▶ Challenge
Write out the entries again exactly as they are given.

▶ Material for this exercise
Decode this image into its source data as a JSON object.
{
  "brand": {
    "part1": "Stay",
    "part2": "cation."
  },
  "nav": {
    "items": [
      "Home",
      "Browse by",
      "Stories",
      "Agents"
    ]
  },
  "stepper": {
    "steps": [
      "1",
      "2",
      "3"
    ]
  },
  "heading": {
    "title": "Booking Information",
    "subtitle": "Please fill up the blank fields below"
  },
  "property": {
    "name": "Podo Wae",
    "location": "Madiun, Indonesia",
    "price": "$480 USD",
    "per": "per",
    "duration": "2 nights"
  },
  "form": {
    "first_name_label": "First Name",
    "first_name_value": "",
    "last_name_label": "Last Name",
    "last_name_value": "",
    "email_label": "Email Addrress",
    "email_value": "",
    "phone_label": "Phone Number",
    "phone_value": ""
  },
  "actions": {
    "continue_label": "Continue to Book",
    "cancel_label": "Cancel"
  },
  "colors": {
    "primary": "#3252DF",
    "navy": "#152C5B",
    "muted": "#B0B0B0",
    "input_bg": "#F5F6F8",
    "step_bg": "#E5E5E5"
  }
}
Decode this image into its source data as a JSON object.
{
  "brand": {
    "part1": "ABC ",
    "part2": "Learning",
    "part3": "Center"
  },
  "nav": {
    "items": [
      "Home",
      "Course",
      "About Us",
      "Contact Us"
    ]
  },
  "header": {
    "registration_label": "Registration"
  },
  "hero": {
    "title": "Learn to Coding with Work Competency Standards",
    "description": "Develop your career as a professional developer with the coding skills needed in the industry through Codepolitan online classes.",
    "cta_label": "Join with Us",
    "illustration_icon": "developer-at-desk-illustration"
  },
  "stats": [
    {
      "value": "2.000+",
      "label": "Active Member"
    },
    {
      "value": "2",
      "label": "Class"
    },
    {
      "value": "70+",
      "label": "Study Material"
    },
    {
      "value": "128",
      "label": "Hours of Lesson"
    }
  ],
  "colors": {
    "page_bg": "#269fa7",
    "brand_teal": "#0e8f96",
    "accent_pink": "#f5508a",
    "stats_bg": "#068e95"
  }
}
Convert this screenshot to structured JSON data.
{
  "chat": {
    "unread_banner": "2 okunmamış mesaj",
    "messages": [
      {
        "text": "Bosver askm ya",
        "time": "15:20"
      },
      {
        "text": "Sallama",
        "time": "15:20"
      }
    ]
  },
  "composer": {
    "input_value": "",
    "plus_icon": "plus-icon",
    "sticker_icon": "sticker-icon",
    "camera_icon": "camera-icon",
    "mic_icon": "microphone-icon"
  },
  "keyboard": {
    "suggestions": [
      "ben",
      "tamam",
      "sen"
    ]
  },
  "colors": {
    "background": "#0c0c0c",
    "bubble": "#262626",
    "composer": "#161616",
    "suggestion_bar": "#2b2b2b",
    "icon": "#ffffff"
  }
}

▶ Solved exercise
Decode this image into its source data as a JSON object.
{
  "brand": {
    "part1": "Stay",
    "part2": "cation."
  },
  "nav": {
    "items": [
      "Home",
      "Browse by",
      "Stories",
      "Agents"
    ]
  },
  "stepper": {
    "steps": [
      "1",
      "2",
      "3"
    ]
  },
  "heading": {
    "title": "Booking Information",
    "subtitle": "Please fill up the blank fields below"
  },
  "property": {
    "name": "Podo Wae",
    "location": "Madiun, Indonesia",
    "price": "$480 USD",
    "per": "per",
    "duration": "2 nights"
  },
  "form": {
    "first_name_label": "First Name",
    "first_name_value": "",
    "last_name_label": "Last Name",
    "last_name_value": "",
    "email_label": "Email Addrress",
    "email_value": "",
    "phone_label": "Phone Number",
    "phone_value": ""
  },
  "actions": {
    "continue_label": "Continue to Book",
    "cancel_label": "Cancel"
  },
  "colors": {
    "primary": "#3252DF",
    "navy": "#152C5B",
    "muted": "#B0B0B0",
    "input_bg": "#F5F6F8",
    "step_bg": "#E5E5E5"
  }
}
Decode this image into its source data as a JSON object.
{
  "brand": {
    "part1": "ABC ",
    "part2": "Learning",
    "part3": "Center"
  },
  "nav": {
    "items": [
      "Home",
      "Course",
      "About Us",
      "Contact Us"
    ]
  },
  "header": {
    "registration_label": "Registration"
  },
  "hero": {
    "title": "Learn to Coding with Work Competency Standards",
    "description": "Develop your career as a professional developer with the coding skills needed in the industry through Codepolitan online classes.",
    "cta_label": "Join with Us",
    "illustration_icon": "developer-at-desk-illustration"
  },
  "stats": [
    {
      "value": "2.000+",
      "label": "Active Member"
    },
    {
      "value": "2",
      "label": "Class"
    },
    {
      "value": "70+",
      "label": "Study Material"
    },
    {
      "value": "128",
      "label": "Hours of Lesson"
    }
  ],
  "colors": {
    "page_bg": "#269fa7",
    "brand_teal": "#0e8f96",
    "accent_pink": "#f5508a",
    "stats_bg": "#068e95"
  }
}
Convert this screenshot to structured JSON data.
{
  "chat": {
    "unread_banner": "2 okunmamış mesaj",
    "messages": [
      {
        "text": "Bosver askm ya",
        "time": "15:20"
      },
      {
        "text": "Sallama",
        "time": "15:20"
      }
    ]
  },
  "composer": {
    "input_value": "",
    "plus_icon": "plus-icon",
    "sticker_icon": "sticker-icon",
    "camera_icon": "camera-icon",
    "mic_icon": "microphone-icon"
  },
  "keyboard": {
    "suggestions": [
      "ben",
      "tamam",
      "sen"
    ]
  },
  "colors": {
    "background": "#0c0c0c",
    "bubble": "#262626",
    "composer": "#161616",
    "suggestion_bar": "#2b2b2b",
    "icon": "#ffffff"
  }
}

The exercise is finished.